Dataset entries on figures
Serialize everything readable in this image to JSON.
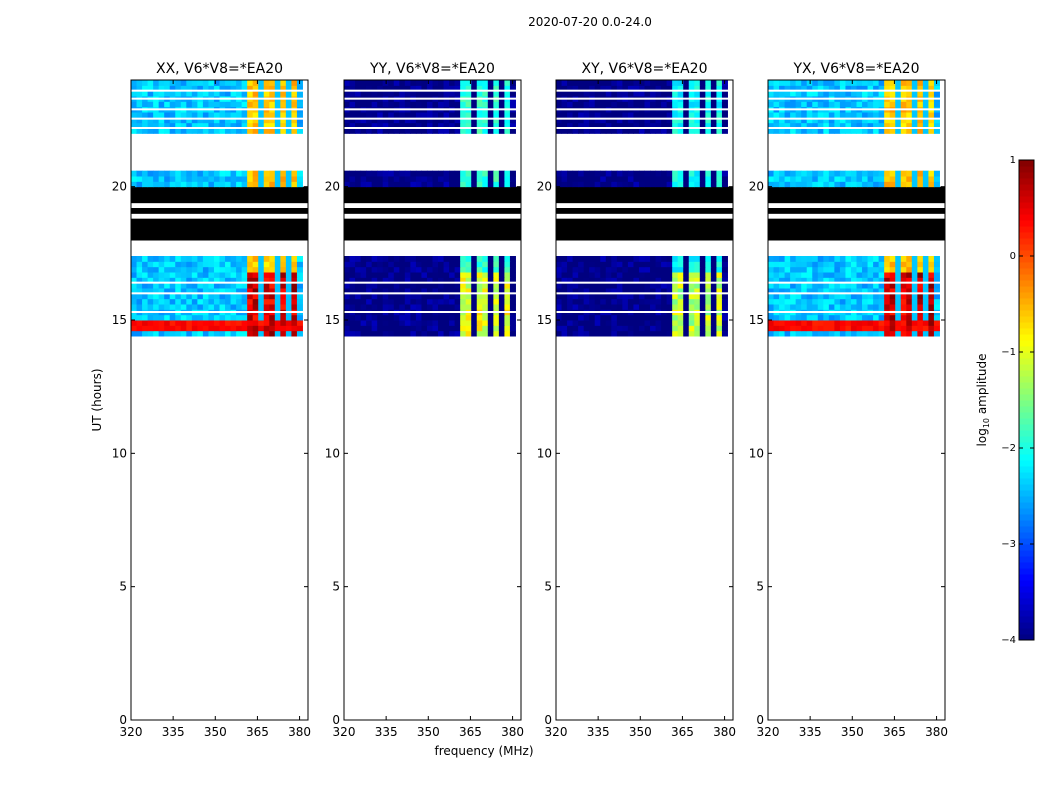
{
  "suptitle": "2020-07-20 0.0-24.0",
  "chart_data": {
    "type": "heatmap",
    "xlabel": "frequency (MHz)",
    "ylabel": "UT (hours)",
    "xlim": [
      320,
      383
    ],
    "ylim": [
      0,
      24
    ],
    "xticks": [
      320,
      335,
      350,
      365,
      380
    ],
    "yticks": [
      0,
      5,
      10,
      15,
      20
    ],
    "panels": [
      {
        "title": "XX, V6*V8=*EA20",
        "stokes": "XX",
        "base_level": -2.4,
        "band_level": -0.6,
        "bright_level": 0.6
      },
      {
        "title": "YY, V6*V8=*EA20",
        "stokes": "YY",
        "base_level": -4.0,
        "band_level": -1.9,
        "bright_level": -1.0
      },
      {
        "title": "XY, V6*V8=*EA20",
        "stokes": "XY",
        "base_level": -4.0,
        "band_level": -2.1,
        "bright_level": -1.2
      },
      {
        "title": "YX, V6*V8=*EA20",
        "stokes": "YX",
        "base_level": -2.4,
        "band_level": -0.6,
        "bright_level": 0.6
      }
    ],
    "data_time_range_hours": [
      14.4,
      24
    ],
    "bright_band_mhz": [
      361,
      380
    ],
    "colorbar": {
      "label_prefix": "log",
      "label_sub": "10",
      "label_suffix": " amplitude",
      "min": -4,
      "max": 1,
      "ticks": [
        -4,
        -3,
        -2,
        -1,
        0,
        1
      ],
      "colormap": "jet"
    }
  }
}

* Short problem:
How many lines in these entries contain the string "stokes"? State the number and nothing more.

* Exercise solution:
4